__Given problem__. Search the records below for the word "data" and show every line where it occurs.

__Input material__.
────────

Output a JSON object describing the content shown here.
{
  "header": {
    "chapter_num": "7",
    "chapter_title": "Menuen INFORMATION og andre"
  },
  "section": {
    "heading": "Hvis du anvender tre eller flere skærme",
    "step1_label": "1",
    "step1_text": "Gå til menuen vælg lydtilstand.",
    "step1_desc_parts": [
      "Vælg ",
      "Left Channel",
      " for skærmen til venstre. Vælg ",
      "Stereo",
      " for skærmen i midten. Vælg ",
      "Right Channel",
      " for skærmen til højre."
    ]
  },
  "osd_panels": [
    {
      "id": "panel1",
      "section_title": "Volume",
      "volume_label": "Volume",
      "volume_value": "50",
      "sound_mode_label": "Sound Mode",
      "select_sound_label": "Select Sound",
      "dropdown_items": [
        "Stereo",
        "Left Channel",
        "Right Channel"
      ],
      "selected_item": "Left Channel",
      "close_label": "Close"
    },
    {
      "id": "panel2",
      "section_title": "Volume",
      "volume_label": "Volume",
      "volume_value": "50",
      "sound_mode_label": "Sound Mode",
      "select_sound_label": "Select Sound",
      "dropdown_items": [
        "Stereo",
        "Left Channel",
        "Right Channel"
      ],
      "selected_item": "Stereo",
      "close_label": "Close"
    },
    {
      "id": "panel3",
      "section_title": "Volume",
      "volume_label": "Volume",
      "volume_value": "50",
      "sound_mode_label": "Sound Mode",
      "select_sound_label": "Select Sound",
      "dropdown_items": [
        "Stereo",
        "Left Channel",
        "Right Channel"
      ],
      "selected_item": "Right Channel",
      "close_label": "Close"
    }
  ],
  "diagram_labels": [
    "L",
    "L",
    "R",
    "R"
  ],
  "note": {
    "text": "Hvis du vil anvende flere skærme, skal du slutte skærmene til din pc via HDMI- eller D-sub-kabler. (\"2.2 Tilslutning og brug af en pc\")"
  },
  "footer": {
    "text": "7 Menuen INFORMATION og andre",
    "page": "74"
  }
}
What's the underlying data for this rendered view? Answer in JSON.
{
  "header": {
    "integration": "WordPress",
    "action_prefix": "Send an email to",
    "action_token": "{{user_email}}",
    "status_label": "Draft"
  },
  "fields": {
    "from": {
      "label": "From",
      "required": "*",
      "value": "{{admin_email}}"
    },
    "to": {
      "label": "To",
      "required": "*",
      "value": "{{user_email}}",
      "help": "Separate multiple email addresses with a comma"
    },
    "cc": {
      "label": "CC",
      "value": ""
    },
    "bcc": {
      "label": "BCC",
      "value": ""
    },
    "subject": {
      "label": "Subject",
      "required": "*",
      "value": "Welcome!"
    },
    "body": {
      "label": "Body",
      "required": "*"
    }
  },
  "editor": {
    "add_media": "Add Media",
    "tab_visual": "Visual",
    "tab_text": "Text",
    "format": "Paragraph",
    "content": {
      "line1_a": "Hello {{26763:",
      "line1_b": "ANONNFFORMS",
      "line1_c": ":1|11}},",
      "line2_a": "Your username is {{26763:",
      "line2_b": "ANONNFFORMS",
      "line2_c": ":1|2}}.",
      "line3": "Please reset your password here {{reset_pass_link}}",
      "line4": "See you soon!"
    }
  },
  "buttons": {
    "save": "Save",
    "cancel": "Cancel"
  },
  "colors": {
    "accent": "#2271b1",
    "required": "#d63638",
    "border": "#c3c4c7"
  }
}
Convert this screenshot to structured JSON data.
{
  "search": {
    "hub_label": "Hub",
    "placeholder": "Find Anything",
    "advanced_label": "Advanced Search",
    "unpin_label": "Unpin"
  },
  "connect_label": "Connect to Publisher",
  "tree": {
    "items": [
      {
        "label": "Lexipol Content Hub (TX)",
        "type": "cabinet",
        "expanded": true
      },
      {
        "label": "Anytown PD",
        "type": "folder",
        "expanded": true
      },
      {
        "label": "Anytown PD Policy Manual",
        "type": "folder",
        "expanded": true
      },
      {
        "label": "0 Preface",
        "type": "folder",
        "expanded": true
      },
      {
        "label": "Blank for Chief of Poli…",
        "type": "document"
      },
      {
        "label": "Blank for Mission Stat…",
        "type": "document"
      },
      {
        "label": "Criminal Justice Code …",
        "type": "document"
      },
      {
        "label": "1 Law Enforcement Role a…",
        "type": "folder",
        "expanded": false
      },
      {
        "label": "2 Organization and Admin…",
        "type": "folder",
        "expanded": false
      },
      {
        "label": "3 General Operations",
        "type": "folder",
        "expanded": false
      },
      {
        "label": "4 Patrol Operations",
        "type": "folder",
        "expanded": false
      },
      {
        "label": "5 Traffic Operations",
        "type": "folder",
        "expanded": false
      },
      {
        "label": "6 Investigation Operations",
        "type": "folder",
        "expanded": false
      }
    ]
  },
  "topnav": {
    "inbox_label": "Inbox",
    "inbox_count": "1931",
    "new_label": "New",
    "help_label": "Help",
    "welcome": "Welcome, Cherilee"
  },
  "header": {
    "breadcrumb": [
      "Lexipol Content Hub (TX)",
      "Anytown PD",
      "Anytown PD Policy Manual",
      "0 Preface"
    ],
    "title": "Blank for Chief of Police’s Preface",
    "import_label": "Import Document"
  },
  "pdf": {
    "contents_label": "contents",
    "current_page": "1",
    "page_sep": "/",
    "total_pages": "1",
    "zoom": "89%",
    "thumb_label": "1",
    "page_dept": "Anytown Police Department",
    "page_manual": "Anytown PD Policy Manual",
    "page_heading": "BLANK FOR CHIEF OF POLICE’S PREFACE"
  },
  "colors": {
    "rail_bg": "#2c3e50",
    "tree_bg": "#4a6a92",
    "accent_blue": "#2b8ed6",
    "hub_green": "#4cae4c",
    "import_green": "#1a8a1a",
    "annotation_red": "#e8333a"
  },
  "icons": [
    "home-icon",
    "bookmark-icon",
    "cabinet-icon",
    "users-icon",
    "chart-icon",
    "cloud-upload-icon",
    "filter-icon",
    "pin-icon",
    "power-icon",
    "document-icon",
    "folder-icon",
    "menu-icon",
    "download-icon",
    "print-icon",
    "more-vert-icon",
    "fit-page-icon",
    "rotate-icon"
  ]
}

────────

__Response__.
What's the underlying data for this rendered view? Answer in JSON.
Convert this screenshot to structured JSON data.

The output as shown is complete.